● **文档摘录**:
################

[LeetCode] 129. Sum Root to Leaf Numbers

Given a binary tree containing digits from 0-9 only, each root-to-leaf path could represent a number.

An example is the root-to-leaf path 1->2->3 which represents the number 123.

Find the total sum of all root-to-leaf numbers.

Note: A leaf is a node with no children.

Example:

Input: [1,2,3]
    1
   / 
  2   3
Output: 25
Explanation:
The root-to-leaf path 1->2 represents the number 12.
The root-to-leaf path 1->3 represents the number 13.
Therefore, sum = 12 + 13 = 25.

Example 2:

Input: [4,9,0,5,1]
    4
   / 
  9   0
 / 
5   1
Output: 1026
Explanation:
The root-to-leaf path 4->9->5 represents the number 495.
The root-to-leaf path 4->9->1 represents the number 491.
The root-to-leaf path 4->0 represents the number 40.
Therefore, sum = 495 + 491 + 40 = 1026.

本题将每条路径上的数字组合成一个大整数，然后求出这些整数的加和。

递归法：
左支（或右支）上得到的组合数字等于左子树（或右子树）的数字+根节点数字*10。
同理，将左节点或右节点看做根节点，求得该节点的组合数字。

代码如下：

class Solution {
public:
    int sumNumbers(TreeNode* root) {
        if (!root)return 0;
        if (!root->left && !root->right)return root->val;

        int res = 0;
        if(root->left)res += branchNum(root->left,root->val*10);
        if (root->right)res += branchNum(root->right, root->val * 10);
        return res;
    }
    int branchNum(TreeNode* root, int num) {
        if (!root->left && !root->right)return num + root->val;

        int res = 0;
        if (root->left)res += branchNum(root->left, (num + root->val) * 10);
        if (root->right)res += branchNum(root->right, (num + root->val) * 10);
        return res;
    }
};

################

● **提取数据**:
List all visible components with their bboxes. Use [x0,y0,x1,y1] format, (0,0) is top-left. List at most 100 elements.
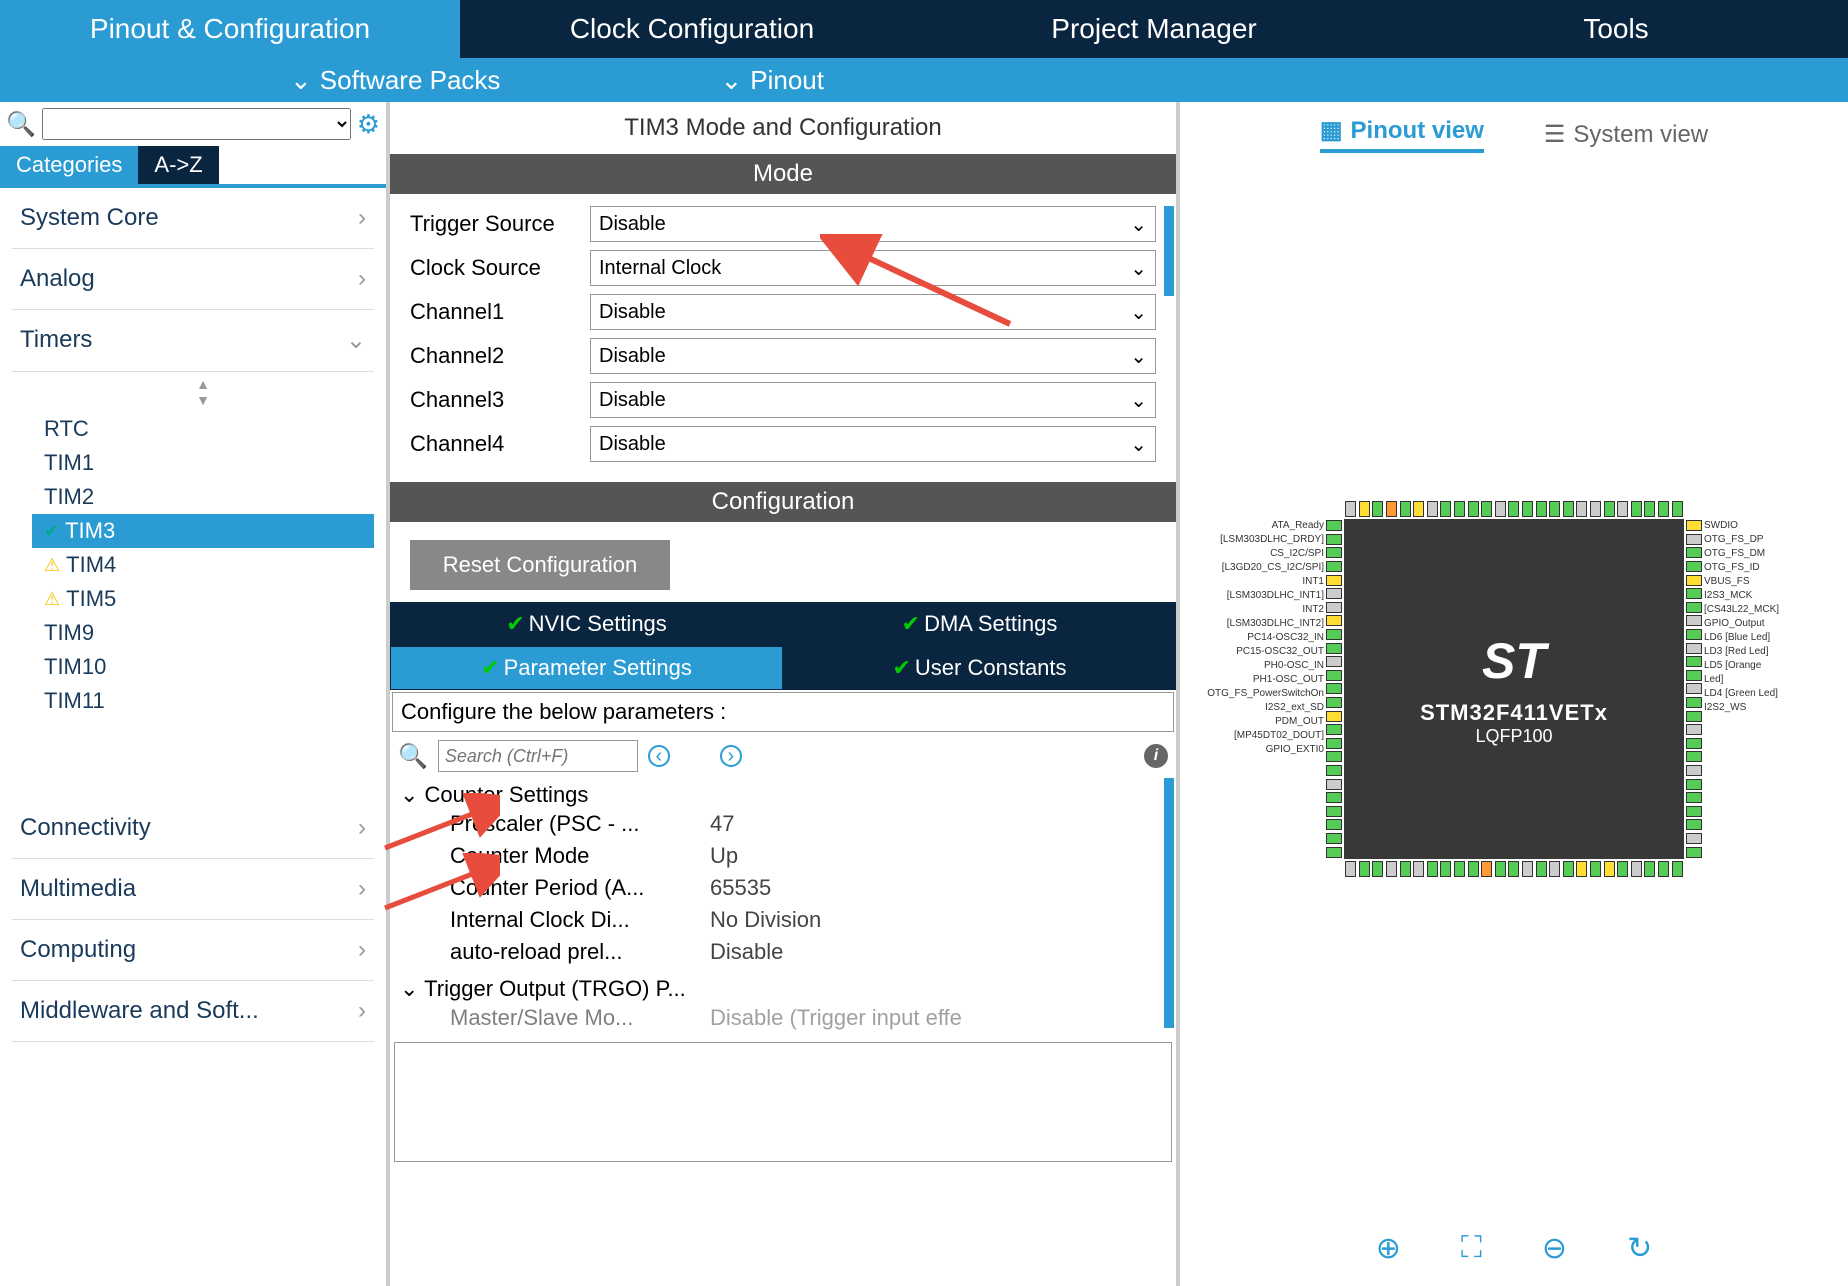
pin[interactable] [1326,588,1342,599]
pin[interactable] [1427,501,1438,517]
pin[interactable] [1686,779,1702,790]
tab-categories[interactable]: Categories [0,146,138,184]
pin[interactable] [1686,765,1702,776]
pin[interactable] [1481,501,1492,517]
counter-settings-group[interactable]: ⌄ Counter Settings [400,782,1166,808]
tab-az[interactable]: A->Z [138,146,218,184]
pin[interactable] [1522,861,1533,877]
scrollbar-thumb[interactable] [1164,778,1174,1028]
pin[interactable] [1604,501,1615,517]
param-master-slave[interactable]: Master/Slave Mo...Disable (Trigger input… [400,1002,1166,1034]
pin[interactable] [1386,501,1397,517]
pin[interactable] [1644,861,1655,877]
timer-tim11[interactable]: TIM11 [32,684,374,718]
param-internal-clock-div[interactable]: Internal Clock Di...No Division [400,904,1166,936]
tab-clock-config[interactable]: Clock Configuration [462,0,924,58]
sort-icon[interactable]: ▲▼ [32,372,374,412]
prev-icon[interactable]: ‹ [648,745,670,767]
pin[interactable] [1522,501,1533,517]
pin[interactable] [1468,861,1479,877]
pin[interactable] [1413,501,1424,517]
pin[interactable] [1686,534,1702,545]
pin[interactable] [1686,588,1702,599]
pin[interactable] [1536,861,1547,877]
pin[interactable] [1508,501,1519,517]
pin[interactable] [1686,738,1702,749]
pin[interactable] [1326,779,1342,790]
pin[interactable] [1326,547,1342,558]
pin[interactable] [1631,861,1642,877]
pin[interactable] [1326,819,1342,830]
pin[interactable] [1536,501,1547,517]
param-prescaler[interactable]: Prescaler (PSC - ...47 [400,808,1166,840]
pin[interactable] [1686,575,1702,586]
timer-tim3[interactable]: ✔TIM3 [32,514,374,548]
pin[interactable] [1549,501,1560,517]
pin[interactable] [1686,643,1702,654]
tab-user-constants[interactable]: ✔User Constants [783,646,1176,690]
next-icon[interactable]: › [720,745,742,767]
pin[interactable] [1326,683,1342,694]
tab-parameter-settings[interactable]: ✔Parameter Settings [390,646,783,690]
timer-tim9[interactable]: TIM9 [32,616,374,650]
pin[interactable] [1495,861,1506,877]
pin[interactable] [1326,792,1342,803]
pin[interactable] [1345,501,1356,517]
pin[interactable] [1686,792,1702,803]
pin[interactable] [1686,724,1702,735]
pin[interactable] [1590,501,1601,517]
pin[interactable] [1400,501,1411,517]
pin[interactable] [1326,806,1342,817]
pin[interactable] [1326,670,1342,681]
pin[interactable] [1672,861,1683,877]
pin[interactable] [1686,806,1702,817]
pin[interactable] [1508,861,1519,877]
trigger-source-select[interactable]: Disable⌄ [590,206,1156,242]
pin[interactable] [1386,861,1397,877]
channel1-select[interactable]: Disable⌄ [590,294,1156,330]
tab-pinout-config[interactable]: Pinout & Configuration [0,0,462,58]
pin[interactable] [1631,501,1642,517]
pin[interactable] [1672,501,1683,517]
fit-screen-icon[interactable]: ⛶ [1461,1231,1482,1266]
tab-nvic-settings[interactable]: ✔NVIC Settings [390,602,783,646]
pin[interactable] [1576,861,1587,877]
tab-pinout-view[interactable]: ▦ Pinout view [1320,116,1484,153]
pin[interactable] [1326,656,1342,667]
rotate-icon[interactable]: ↻ [1627,1231,1652,1266]
pin[interactable] [1326,534,1342,545]
pin[interactable] [1400,861,1411,877]
pin[interactable] [1326,697,1342,708]
category-middleware[interactable]: Middleware and Soft...› [12,981,374,1042]
pin[interactable] [1326,561,1342,572]
peripheral-search[interactable] [42,108,351,140]
category-analog[interactable]: Analog› [12,249,374,310]
pin[interactable] [1686,833,1702,844]
pin[interactable] [1686,547,1702,558]
param-counter-mode[interactable]: Counter ModeUp [400,840,1166,872]
pin[interactable] [1686,697,1702,708]
search-icon[interactable]: 🔍 [6,110,36,139]
pin[interactable] [1686,683,1702,694]
pin[interactable] [1326,615,1342,626]
pin[interactable] [1326,629,1342,640]
pin[interactable] [1326,833,1342,844]
pin[interactable] [1372,501,1383,517]
param-counter-period[interactable]: Counter Period (A...65535 [400,872,1166,904]
zoom-out-icon[interactable]: ⊖ [1542,1231,1567,1266]
pin[interactable] [1326,847,1342,858]
category-computing[interactable]: Computing› [12,920,374,981]
pin[interactable] [1686,711,1702,722]
subtab-software-packs[interactable]: ⌄ Software Packs [260,65,530,96]
pin[interactable] [1686,847,1702,858]
pin[interactable] [1590,861,1601,877]
pin[interactable] [1468,501,1479,517]
pin[interactable] [1686,520,1702,531]
pin[interactable] [1686,629,1702,640]
tab-system-view[interactable]: ☰ System view [1544,116,1708,153]
pin[interactable] [1372,861,1383,877]
timer-tim4[interactable]: ⚠TIM4 [32,548,374,582]
pin[interactable] [1686,670,1702,681]
pin[interactable] [1549,861,1560,877]
pin[interactable] [1326,602,1342,613]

################

请将这篇根到叶路径求和题解中从“Find the total”开始、一直到“the number 12.”为止的文字原样照录下来。 这些条目取自另一来源。

● **练习结果**:
Find the total sum of all root-to-leaf numbers.

Note: A leaf is a node with no children.

Example:

Input: [1,2,3]
    1
   / 
  2   3
Output: 25
Explanation:
The root-to-leaf path 1->2 represents the number 12.